> EXERCISE INSTRUCTIONS
Within the listing below, locate all lines containing the word "xlabel". Copy each one.

> DATA SHOWN
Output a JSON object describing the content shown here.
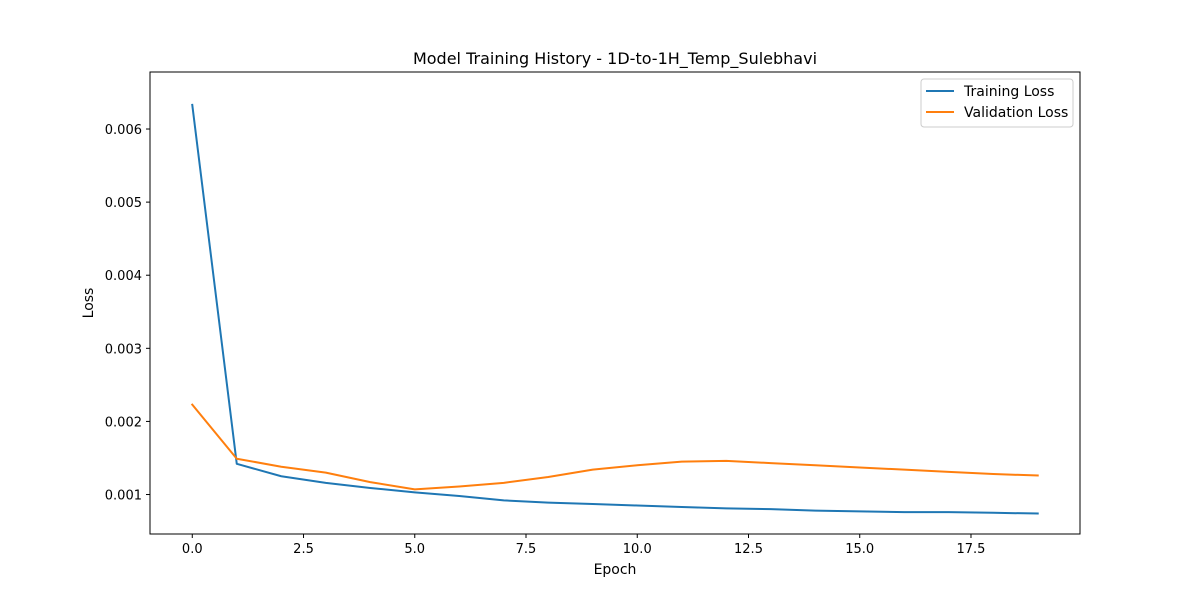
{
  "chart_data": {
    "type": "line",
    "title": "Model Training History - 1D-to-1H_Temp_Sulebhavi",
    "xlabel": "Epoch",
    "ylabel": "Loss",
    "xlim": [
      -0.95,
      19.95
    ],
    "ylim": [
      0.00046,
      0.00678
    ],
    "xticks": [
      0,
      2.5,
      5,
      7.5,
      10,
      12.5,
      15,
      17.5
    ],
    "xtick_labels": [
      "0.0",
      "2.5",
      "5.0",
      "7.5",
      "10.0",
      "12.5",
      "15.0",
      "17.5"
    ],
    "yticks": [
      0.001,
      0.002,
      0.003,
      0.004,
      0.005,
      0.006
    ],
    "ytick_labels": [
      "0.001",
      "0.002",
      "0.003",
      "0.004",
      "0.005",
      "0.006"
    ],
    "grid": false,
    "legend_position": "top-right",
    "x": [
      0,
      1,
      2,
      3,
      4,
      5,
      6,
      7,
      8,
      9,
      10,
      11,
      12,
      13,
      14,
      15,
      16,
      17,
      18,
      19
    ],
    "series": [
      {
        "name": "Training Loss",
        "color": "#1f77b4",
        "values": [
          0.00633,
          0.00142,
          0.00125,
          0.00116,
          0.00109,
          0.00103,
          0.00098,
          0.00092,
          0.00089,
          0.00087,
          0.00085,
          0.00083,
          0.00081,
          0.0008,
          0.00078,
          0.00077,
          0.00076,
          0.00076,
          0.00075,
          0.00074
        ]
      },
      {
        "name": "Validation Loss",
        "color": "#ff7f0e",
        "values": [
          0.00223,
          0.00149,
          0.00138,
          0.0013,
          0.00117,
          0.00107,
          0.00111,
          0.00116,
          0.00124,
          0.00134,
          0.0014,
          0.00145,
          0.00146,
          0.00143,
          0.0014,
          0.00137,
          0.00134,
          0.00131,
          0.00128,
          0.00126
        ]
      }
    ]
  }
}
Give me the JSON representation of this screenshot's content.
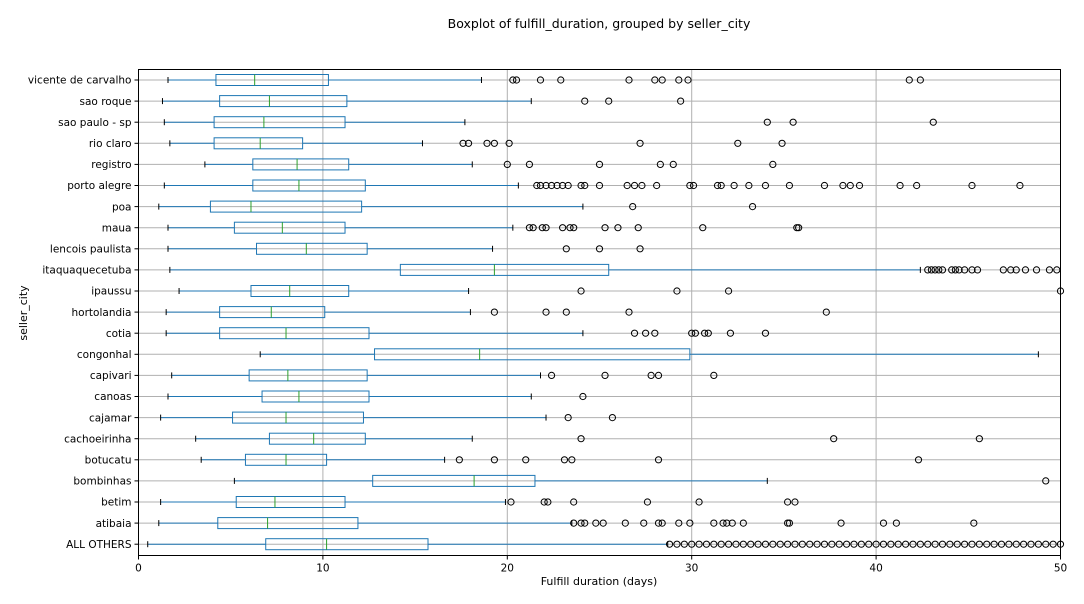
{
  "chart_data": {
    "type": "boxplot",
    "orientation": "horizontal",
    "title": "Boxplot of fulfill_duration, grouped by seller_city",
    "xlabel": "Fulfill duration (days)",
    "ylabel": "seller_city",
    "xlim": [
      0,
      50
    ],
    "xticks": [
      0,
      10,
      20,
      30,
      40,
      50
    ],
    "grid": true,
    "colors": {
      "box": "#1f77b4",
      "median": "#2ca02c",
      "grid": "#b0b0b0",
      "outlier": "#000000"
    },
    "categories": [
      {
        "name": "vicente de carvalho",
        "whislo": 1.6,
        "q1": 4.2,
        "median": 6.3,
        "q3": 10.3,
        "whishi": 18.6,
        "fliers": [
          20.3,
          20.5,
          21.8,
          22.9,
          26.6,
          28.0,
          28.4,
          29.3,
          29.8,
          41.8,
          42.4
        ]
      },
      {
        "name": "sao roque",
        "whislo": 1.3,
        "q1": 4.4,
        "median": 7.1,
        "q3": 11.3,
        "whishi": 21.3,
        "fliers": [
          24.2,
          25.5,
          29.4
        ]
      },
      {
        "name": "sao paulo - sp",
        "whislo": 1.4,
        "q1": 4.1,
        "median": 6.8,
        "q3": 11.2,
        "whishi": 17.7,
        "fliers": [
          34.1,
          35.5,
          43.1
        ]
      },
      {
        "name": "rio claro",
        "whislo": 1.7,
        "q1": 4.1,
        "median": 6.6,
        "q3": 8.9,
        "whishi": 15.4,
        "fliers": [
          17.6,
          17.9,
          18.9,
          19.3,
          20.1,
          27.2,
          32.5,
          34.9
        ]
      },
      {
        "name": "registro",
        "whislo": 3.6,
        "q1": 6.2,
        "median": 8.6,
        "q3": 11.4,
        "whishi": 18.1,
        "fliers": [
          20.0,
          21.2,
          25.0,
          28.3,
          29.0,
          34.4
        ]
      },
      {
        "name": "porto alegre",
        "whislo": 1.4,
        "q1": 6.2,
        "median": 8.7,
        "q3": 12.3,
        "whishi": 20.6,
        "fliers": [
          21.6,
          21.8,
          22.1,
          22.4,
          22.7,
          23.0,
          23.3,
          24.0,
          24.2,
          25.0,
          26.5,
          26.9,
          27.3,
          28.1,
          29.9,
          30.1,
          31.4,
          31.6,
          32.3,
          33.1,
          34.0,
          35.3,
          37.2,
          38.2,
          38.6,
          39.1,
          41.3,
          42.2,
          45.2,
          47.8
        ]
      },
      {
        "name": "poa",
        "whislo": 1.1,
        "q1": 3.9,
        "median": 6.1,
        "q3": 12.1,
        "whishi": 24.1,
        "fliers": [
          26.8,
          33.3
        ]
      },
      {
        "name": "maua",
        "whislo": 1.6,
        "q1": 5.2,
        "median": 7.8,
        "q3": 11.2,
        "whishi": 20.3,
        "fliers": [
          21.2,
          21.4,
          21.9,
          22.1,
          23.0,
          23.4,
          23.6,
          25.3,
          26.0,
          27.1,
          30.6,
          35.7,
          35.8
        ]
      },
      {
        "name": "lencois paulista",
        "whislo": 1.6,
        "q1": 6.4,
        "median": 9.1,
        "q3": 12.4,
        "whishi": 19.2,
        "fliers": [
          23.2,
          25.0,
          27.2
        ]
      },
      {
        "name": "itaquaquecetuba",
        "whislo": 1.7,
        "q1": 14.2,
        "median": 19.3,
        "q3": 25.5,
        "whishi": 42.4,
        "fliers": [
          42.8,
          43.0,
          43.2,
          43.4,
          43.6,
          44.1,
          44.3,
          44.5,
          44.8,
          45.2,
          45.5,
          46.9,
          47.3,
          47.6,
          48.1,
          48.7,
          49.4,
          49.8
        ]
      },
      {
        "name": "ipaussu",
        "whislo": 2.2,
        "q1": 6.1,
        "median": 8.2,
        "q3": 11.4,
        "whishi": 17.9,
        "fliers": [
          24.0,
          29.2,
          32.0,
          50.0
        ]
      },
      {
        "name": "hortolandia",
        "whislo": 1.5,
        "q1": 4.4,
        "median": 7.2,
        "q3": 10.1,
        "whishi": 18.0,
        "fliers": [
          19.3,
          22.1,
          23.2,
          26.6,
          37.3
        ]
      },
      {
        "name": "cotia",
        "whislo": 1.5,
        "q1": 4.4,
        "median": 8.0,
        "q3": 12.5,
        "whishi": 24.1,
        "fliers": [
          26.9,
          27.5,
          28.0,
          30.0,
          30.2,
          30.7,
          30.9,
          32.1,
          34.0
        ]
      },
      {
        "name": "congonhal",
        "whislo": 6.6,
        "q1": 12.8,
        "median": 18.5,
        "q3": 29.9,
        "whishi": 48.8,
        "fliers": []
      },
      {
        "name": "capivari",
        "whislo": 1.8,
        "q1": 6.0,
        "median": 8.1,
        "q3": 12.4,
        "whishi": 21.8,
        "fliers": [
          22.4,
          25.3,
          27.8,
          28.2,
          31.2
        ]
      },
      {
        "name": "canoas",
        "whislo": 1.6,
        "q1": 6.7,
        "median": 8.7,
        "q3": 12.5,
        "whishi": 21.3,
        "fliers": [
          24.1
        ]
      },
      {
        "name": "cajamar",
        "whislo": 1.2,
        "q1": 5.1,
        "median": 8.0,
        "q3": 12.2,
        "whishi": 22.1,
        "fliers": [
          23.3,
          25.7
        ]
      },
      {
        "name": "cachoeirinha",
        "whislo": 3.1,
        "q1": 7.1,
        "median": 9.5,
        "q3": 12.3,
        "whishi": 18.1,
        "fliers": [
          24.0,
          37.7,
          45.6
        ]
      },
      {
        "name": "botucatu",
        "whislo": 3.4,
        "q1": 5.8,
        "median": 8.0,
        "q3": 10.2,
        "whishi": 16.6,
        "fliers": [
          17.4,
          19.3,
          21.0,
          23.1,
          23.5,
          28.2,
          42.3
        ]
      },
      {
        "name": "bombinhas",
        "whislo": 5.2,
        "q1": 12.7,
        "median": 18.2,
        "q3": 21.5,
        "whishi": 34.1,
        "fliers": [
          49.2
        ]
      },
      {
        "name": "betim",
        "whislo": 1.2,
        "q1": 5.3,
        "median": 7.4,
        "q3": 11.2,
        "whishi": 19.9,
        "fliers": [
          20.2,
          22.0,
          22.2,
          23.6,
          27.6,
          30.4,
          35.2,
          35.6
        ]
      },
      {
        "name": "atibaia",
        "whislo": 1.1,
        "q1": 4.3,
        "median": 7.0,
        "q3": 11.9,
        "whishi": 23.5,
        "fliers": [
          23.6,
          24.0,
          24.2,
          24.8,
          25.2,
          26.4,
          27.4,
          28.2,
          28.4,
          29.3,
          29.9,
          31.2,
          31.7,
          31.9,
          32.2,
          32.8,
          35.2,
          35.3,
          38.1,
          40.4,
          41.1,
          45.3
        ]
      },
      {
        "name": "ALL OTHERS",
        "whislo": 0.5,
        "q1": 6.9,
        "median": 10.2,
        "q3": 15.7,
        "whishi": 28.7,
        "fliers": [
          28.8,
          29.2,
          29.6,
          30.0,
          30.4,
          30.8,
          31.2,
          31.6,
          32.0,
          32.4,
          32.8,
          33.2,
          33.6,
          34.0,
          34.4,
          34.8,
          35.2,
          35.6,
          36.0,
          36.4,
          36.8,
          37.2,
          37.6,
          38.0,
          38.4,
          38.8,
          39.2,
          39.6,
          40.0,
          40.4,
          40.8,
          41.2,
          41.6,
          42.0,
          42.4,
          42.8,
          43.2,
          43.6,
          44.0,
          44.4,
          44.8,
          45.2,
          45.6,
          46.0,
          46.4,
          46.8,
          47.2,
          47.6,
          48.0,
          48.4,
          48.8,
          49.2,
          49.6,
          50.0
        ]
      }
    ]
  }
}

> RESULT OF THE EXERCISE
    "xlabel": "Epoch",
    "xlabel": "Fulfill duration (days)",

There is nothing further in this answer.